Exercise input =>

# # # # # # #

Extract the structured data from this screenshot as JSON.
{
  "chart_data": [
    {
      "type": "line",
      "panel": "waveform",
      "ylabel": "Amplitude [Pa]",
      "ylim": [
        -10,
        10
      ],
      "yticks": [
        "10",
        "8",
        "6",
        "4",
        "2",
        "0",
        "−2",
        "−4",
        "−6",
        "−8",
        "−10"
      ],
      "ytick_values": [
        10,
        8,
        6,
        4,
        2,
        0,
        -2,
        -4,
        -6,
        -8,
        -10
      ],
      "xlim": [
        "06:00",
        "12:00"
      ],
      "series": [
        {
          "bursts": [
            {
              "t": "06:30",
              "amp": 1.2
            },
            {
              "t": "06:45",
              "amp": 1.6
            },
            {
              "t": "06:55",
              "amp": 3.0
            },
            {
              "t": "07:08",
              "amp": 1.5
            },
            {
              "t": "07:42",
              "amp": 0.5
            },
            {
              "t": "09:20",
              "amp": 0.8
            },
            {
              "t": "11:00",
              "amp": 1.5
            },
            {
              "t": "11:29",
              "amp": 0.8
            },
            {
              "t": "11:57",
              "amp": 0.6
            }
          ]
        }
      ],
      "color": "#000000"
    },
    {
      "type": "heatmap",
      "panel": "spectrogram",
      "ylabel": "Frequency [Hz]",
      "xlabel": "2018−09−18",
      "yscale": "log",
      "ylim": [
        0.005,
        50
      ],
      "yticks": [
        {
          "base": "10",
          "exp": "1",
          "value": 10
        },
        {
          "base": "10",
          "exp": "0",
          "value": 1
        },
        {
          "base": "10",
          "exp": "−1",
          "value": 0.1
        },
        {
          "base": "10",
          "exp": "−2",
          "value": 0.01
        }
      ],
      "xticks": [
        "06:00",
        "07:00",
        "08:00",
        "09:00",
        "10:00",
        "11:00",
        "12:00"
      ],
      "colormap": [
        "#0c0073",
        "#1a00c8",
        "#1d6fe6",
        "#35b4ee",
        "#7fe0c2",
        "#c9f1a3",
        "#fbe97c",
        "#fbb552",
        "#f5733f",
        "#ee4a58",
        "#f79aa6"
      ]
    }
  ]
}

# # # # # # #

Description of the task => Reproduce the material above exactly; please quote every line of it.

Complete output =>
Extract the structured data from this screenshot as JSON.
{
  "chart_data": [
    {
      "type": "line",
      "panel": "waveform",
      "ylabel": "Amplitude [Pa]",
      "ylim": [
        -10,
        10
      ],
      "yticks": [
        "10",
        "8",
        "6",
        "4",
        "2",
        "0",
        "−2",
        "−4",
        "−6",
        "−8",
        "−10"
      ],
      "ytick_values": [
        10,
        8,
        6,
        4,
        2,
        0,
        -2,
        -4,
        -6,
        -8,
        -10
      ],
      "xlim": [
        "06:00",
        "12:00"
      ],
      "series": [
        {
          "bursts": [
            {
              "t": "06:30",
              "amp": 1.2
            },
            {
              "t": "06:45",
              "amp": 1.6
            },
            {
              "t": "06:55",
              "amp": 3.0
            },
            {
              "t": "07:08",
              "amp": 1.5
            },
            {
              "t": "07:42",
              "amp": 0.5
            },
            {
              "t": "09:20",
              "amp": 0.8
            },
            {
              "t": "11:00",
              "amp": 1.5
            },
            {
              "t": "11:29",
              "amp": 0.8
            },
            {
              "t": "11:57",
              "amp": 0.6
            }
          ]
        }
      ],
      "color": "#000000"
    },
    {
      "type": "heatmap",
      "panel": "spectrogram",
      "ylabel": "Frequency [Hz]",
      "xlabel": "2018−09−18",
      "yscale": "log",
      "ylim": [
        0.005,
        50
      ],
      "yticks": [
        {
          "base": "10",
          "exp": "1",
          "value": 10
        },
        {
          "base": "10",
          "exp": "0",
          "value": 1
        },
        {
          "base": "10",
          "exp": "−1",
          "value": 0.1
        },
        {
          "base": "10",
          "exp": "−2",
          "value": 0.01
        }
      ],
      "xticks": [
        "06:00",
        "07:00",
        "08:00",
        "09:00",
        "10:00",
        "11:00",
        "12:00"
      ],
      "colormap": [
        "#0c0073",
        "#1a00c8",
        "#1d6fe6",
        "#35b4ee",
        "#7fe0c2",
        "#c9f1a3",
        "#fbe97c",
        "#fbb552",
        "#f5733f",
        "#ee4a58",
        "#f79aa6"
      ]
    }
  ]
}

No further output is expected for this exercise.